start Exercise input

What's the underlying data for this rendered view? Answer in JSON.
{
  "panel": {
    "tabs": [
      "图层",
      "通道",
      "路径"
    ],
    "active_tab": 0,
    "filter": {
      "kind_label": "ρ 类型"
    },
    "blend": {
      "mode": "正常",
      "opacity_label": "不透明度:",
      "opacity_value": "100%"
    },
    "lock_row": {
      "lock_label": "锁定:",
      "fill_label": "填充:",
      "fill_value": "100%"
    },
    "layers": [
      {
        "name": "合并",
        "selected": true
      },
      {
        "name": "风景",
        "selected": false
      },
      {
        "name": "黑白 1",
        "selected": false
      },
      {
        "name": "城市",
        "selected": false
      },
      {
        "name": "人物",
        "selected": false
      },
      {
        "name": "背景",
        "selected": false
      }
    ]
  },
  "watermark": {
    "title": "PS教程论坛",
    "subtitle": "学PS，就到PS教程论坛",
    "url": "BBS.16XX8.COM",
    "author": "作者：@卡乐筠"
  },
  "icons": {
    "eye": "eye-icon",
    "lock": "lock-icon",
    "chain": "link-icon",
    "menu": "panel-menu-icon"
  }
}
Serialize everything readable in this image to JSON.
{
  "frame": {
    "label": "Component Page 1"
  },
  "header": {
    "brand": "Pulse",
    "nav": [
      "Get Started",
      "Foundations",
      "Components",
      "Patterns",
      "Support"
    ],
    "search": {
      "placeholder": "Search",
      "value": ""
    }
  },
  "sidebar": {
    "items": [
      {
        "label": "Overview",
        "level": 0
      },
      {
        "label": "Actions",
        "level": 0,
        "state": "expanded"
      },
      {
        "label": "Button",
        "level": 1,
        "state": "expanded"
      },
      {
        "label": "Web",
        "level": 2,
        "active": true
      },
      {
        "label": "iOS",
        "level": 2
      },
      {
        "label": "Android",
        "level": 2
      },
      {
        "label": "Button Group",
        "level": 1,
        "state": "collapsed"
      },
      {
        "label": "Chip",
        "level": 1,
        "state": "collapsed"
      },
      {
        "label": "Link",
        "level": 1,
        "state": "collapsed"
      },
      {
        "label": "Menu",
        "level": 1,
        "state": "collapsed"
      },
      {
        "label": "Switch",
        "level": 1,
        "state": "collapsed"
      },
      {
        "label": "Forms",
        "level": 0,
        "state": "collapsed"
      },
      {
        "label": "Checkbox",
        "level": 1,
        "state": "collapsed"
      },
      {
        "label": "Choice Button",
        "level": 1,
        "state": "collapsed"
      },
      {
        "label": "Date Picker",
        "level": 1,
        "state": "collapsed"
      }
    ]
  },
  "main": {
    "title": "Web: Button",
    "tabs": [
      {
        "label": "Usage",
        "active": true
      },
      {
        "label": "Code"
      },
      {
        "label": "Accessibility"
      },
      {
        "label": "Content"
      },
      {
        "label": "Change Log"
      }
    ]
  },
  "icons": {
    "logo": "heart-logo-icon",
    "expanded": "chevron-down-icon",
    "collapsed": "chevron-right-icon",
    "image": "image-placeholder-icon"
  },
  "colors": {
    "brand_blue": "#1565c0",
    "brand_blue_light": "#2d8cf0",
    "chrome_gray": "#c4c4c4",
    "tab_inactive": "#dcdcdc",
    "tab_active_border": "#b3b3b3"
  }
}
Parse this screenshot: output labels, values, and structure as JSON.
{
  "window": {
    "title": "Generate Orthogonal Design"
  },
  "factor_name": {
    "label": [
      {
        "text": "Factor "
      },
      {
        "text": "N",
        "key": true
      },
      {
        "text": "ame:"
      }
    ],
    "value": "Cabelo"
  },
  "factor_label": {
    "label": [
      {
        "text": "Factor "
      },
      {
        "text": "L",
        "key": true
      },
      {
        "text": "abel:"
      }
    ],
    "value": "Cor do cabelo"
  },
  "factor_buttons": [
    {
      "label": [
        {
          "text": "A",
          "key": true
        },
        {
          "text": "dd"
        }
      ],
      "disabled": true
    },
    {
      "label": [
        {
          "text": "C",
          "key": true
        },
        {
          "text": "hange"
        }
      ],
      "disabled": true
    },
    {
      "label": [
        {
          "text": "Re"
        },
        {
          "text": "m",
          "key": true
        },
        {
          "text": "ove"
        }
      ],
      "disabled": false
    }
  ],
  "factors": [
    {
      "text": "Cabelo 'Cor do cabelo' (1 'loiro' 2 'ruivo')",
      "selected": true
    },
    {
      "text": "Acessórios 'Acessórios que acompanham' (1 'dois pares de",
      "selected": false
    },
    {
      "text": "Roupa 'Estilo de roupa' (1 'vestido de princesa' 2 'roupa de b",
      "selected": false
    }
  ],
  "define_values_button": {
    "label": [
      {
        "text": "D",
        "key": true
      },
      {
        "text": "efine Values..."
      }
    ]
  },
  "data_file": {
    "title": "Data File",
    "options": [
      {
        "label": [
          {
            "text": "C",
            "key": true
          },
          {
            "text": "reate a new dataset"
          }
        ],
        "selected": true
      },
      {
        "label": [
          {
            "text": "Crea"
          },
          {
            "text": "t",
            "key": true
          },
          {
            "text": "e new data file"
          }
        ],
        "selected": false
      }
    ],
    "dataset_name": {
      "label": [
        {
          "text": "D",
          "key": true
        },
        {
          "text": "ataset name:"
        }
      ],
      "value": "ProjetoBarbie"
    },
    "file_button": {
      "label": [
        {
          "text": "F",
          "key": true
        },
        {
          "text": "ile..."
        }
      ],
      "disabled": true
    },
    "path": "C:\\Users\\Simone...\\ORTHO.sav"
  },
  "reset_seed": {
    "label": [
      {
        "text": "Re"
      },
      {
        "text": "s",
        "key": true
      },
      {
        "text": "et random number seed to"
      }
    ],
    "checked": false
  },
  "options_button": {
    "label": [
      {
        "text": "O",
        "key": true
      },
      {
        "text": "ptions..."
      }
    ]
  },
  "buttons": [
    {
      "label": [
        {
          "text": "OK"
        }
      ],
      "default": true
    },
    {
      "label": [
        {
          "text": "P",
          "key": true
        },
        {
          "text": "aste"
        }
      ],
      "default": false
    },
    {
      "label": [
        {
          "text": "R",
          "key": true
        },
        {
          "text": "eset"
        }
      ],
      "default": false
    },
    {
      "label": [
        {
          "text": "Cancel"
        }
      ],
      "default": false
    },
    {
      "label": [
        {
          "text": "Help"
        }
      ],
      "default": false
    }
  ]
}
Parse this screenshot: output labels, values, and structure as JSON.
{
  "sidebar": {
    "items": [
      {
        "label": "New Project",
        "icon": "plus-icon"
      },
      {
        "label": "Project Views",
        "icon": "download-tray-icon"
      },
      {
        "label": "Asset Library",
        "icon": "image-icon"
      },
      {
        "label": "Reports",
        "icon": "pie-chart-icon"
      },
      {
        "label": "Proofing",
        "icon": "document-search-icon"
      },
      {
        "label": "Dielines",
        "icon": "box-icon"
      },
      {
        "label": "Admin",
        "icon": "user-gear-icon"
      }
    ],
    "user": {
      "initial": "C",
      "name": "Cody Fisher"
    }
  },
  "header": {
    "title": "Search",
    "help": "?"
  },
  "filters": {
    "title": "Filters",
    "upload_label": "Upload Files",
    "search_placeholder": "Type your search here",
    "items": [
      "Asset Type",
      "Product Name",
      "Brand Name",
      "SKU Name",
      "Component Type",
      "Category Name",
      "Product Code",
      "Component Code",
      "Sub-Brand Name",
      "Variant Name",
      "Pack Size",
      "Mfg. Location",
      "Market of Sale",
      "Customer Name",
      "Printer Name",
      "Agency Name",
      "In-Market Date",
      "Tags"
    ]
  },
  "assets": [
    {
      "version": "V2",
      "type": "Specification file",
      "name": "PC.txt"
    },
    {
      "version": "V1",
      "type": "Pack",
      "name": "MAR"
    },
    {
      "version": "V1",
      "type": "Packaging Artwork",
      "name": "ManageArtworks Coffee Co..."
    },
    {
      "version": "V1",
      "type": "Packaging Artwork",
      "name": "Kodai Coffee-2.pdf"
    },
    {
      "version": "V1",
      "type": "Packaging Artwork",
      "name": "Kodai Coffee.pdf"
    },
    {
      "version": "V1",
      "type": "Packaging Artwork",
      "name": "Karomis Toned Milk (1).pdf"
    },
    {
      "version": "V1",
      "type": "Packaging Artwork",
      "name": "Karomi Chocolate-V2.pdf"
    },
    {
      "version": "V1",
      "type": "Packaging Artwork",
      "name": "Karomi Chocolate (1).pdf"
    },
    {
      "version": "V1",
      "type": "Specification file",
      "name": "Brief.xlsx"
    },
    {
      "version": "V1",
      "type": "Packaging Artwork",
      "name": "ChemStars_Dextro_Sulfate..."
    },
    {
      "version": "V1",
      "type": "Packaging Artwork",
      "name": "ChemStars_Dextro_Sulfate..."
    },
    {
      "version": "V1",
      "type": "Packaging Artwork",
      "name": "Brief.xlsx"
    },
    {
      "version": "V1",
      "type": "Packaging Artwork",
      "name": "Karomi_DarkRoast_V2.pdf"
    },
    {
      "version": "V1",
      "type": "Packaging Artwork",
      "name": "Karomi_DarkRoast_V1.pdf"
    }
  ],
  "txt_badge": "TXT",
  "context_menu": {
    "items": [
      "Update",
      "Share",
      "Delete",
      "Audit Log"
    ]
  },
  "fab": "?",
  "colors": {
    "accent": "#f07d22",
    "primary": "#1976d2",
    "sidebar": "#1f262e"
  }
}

end Exercise input

**Work to be completed**
Search the preceding listing for "this" and extract every line where it is found.

**Response**
What's the underlying data for this rendered view? Answer in JSON.
Serialize everything readable in this image to JSON.
Parse this screenshot: output labels, values, and structure as JSON.
Parse this screenshot: output labels, values, and structure as JSON.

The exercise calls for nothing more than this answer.